* [Record list]

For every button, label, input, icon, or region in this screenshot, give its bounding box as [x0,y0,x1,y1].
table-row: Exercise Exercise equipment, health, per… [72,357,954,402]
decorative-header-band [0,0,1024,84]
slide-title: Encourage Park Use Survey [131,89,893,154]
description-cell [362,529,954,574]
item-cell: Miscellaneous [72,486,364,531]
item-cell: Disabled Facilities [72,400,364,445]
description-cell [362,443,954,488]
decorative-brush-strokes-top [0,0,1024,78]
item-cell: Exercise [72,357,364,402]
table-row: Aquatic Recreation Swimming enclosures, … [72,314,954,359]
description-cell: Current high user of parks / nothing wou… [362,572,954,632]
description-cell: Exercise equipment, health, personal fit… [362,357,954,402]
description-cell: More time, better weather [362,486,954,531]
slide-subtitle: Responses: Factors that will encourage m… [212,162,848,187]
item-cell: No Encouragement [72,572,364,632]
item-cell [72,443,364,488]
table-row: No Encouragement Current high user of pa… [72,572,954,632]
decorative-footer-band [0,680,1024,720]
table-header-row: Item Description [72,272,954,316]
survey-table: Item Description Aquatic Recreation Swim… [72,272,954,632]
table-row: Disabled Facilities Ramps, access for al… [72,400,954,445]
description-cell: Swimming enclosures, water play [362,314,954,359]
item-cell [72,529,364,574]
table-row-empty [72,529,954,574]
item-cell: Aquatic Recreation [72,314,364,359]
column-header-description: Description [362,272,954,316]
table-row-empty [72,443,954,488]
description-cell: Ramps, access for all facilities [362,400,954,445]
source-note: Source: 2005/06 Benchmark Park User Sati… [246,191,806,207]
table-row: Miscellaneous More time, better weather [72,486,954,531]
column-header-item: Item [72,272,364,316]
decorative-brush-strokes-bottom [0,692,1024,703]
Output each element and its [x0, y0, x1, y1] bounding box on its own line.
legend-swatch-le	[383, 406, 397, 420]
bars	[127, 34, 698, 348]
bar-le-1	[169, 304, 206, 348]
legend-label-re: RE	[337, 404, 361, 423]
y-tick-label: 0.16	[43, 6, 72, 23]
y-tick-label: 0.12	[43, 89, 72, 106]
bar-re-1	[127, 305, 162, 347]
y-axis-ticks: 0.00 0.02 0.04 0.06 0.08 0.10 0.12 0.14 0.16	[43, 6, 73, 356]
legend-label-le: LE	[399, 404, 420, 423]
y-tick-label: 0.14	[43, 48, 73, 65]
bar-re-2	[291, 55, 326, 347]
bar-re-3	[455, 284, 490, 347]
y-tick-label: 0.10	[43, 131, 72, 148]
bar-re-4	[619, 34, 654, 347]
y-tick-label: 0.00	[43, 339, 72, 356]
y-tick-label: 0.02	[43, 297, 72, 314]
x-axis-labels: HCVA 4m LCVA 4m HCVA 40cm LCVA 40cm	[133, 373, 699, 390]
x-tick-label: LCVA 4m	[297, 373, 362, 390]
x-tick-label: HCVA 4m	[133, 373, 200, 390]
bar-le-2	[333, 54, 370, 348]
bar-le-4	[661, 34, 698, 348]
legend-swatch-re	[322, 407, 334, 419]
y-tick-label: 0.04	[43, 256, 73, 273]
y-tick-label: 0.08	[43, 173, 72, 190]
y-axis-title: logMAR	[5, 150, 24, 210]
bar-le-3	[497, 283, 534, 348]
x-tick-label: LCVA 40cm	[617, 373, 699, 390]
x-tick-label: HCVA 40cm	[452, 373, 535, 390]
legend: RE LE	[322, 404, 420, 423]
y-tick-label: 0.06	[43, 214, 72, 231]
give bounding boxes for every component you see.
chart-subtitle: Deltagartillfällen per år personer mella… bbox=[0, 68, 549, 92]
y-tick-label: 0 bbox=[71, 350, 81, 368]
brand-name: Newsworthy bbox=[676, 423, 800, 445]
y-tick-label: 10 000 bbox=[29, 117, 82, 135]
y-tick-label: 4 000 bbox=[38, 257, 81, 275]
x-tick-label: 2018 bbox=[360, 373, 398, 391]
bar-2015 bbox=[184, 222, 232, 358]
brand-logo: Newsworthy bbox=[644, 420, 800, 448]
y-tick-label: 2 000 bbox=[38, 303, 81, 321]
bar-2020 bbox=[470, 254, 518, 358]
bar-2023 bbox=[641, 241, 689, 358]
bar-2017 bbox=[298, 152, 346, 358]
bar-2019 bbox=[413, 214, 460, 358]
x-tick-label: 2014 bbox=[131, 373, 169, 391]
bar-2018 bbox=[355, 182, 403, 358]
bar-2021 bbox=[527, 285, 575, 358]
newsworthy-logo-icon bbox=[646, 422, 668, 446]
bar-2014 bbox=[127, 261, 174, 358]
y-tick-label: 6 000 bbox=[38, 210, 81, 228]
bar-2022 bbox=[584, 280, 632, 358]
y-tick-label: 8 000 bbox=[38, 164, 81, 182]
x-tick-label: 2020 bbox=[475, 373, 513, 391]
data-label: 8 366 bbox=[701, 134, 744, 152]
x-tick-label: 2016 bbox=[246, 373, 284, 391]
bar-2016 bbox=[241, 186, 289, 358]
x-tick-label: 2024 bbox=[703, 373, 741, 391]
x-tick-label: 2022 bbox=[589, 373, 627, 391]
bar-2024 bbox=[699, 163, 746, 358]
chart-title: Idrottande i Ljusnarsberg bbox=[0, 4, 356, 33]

* [Problem description]
Write out all of the lines above as a JSON list of strings, one string per line, leaving out any blank lines.

* [Solution for this exercise]
[
  "For every button, label, input, icon, or region in this screenshot, give its bounding box as [x0,y0,x1,y1].",
  "table-row: Exercise Exercise equipment, health, per… [72,357,954,402]",
  "decorative-header-band [0,0,1024,84]",
  "slide-title: Encourage Park Use Survey [131,89,893,154]",
  "description-cell [362,529,954,574]",
  "item-cell: Miscellaneous [72,486,364,531]",
  "item-cell: Disabled Facilities [72,400,364,445]",
  "description-cell [362,443,954,488]",
  "decorative-brush-strokes-top [0,0,1024,78]",
  "item-cell: Exercise [72,357,364,402]",
  "table-row: Aquatic Recreation Swimming enclosures, … [72,314,954,359]",
  "description-cell: Current high user of parks / nothing wou… [362,572,954,632]",
  "description-cell: Exercise equipment, health, personal fit… [362,357,954,402]",
  "description-cell: More time, better weather [362,486,954,531]",
  "slide-subtitle: Responses: Factors that will encourage m… [212,162,848,187]",
  "item-cell: No Encouragement [72,572,364,632]",
  "item-cell [72,443,364,488]",
  "table-row: No Encouragement Current high user of pa… [72,572,954,632]",
  "decorative-footer-band [0,680,1024,720]",
  "table-header-row: Item Description [72,272,954,316]",
  "survey-table: Item Description Aquatic Recreation Swim… [72,272,954,632]",
  "table-row: Disabled Facilities Ramps, access for al… [72,400,954,445]",
  "description-cell: Swimming enclosures, water play [362,314,954,359]",
  "item-cell [72,529,364,574]",
  "table-row-empty [72,529,954,574]",
  "item-cell: Aquatic Recreation [72,314,364,359]",
  "column-header-description: Description [362,272,954,316]",
  "table-row-empty [72,443,954,488]",
  "description-cell: Ramps, access for all facilities [362,400,954,445]",
  "source-note: Source: 2005/06 Benchmark Park User Sati… [246,191,806,207]",
  "table-row: Miscellaneous More time, better weather [72,486,954,531]",
  "column-header-item: Item [72,272,364,316]",
  "decorative-brush-strokes-bottom [0,692,1024,703]",
  "Output each element and its [x0, y0, x1, y1] bounding box on its own line.",
  "legend-swatch-le\t[383, 406, 397, 420]",
  "bars\t[127, 34, 698, 348]",
  "bar-le-1\t[169, 304, 206, 348]",
  "legend-label-re: RE\t[337, 404, 361, 423]",
  "y-tick-label: 0.16\t[43, 6, 72, 23]",
  "y-tick-label: 0.12\t[43, 89, 72, 106]",
  "bar-re-1\t[127, 305, 162, 347]",
  "y-axis-ticks: 0.00 0.02 0.04 0.06 0.08 0.10 0.12 0.14 0.16\t[43, 6, 73, 356]",
  "legend-label-le: LE\t[399, 404, 420, 423]",
  "y-tick-label: 0.14\t[43, 48, 73, 65]",
  "bar-re-2\t[291, 55, 326, 347]",
  "bar-re-3\t[455, 284, 490, 347]",
  "y-tick-label: 0.10\t[43, 131, 72, 148]",
  "bar-re-4\t[619, 34, 654, 347]",
  "y-tick-label: 0.00\t[43, 339, 72, 356]",
  "y-tick-label: 0.02\t[43, 297, 72, 314]",
  "x-axis-labels: HCVA 4m LCVA 4m HCVA 40cm LCVA 40cm\t[133, 373, 699, 390]",
  "x-tick-label: LCVA 4m\t[297, 373, 362, 390]",
  "x-tick-label: HCVA 4m\t[133, 373, 200, 390]",
  "bar-le-2\t[333, 54, 370, 348]",
  "bar-le-4\t[661, 34, 698, 348]",
  "legend-swatch-re\t[322, 407, 334, 419]",
  "y-tick-label: 0.04\t[43, 256, 73, 273]",
  "y-tick-label: 0.08\t[43, 173, 72, 190]",
  "y-axis-title: logMAR\t[5, 150, 24, 210]",
  "bar-le-3\t[497, 283, 534, 348]",
  "x-tick-label: LCVA 40cm\t[617, 373, 699, 390]",
  "x-tick-label: HCVA 40cm\t[452, 373, 535, 390]",
  "legend: RE LE\t[322, 404, 420, 423]",
  "y-tick-label: 0.06\t[43, 214, 72, 231]",
  "give bounding boxes for every component you see.",
  "chart-subtitle: Deltagartillfällen per år personer mella… bbox=[0, 68, 549, 92]",
  "y-tick-label: 0 bbox=[71, 350, 81, 368]",
  "brand-name: Newsworthy bbox=[676, 423, 800, 445]",
  "y-tick-label: 10 000 bbox=[29, 117, 82, 135]",
  "y-tick-label: 4 000 bbox=[38, 257, 81, 275]",
  "x-tick-label: 2018 bbox=[360, 373, 398, 391]",
  "bar-2015 bbox=[184, 222, 232, 358]",
  "brand-logo: Newsworthy bbox=[644, 420, 800, 448]",
  "y-tick-label: 2 000 bbox=[38, 303, 81, 321]",
  "bar-2020 bbox=[470, 254, 518, 358]",
  "bar-2023 bbox=[641, 241, 689, 358]",
  "bar-2017 bbox=[298, 152, 346, 358]",
  "bar-2019 bbox=[413, 214, 460, 358]",
  "x-tick-label: 2014 bbox=[131, 373, 169, 391]",
  "bar-2018 bbox=[355, 182, 403, 358]",
  "bar-2021 bbox=[527, 285, 575, 358]",
  "newsworthy-logo-icon bbox=[646, 422, 668, 446]",
  "bar-2014 bbox=[127, 261, 174, 358]",
  "y-tick-label: 6 000 bbox=[38, 210, 81, 228]",
  "bar-2022 bbox=[584, 280, 632, 358]",
  "y-tick-label: 8 000 bbox=[38, 164, 81, 182]",
  "x-tick-label: 2020 bbox=[475, 373, 513, 391]",
  "data-label: 8 366 bbox=[701, 134, 744, 152]",
  "x-tick-label: 2016 bbox=[246, 373, 284, 391]",
  "bar-2016 bbox=[241, 186, 289, 358]",
  "x-tick-label: 2024 bbox=[703, 373, 741, 391]",
  "x-tick-label: 2022 bbox=[589, 373, 627, 391]",
  "bar-2024 bbox=[699, 163, 746, 358]",
  "chart-title: Idrottande i Ljusnarsberg bbox=[0, 4, 356, 33]"
]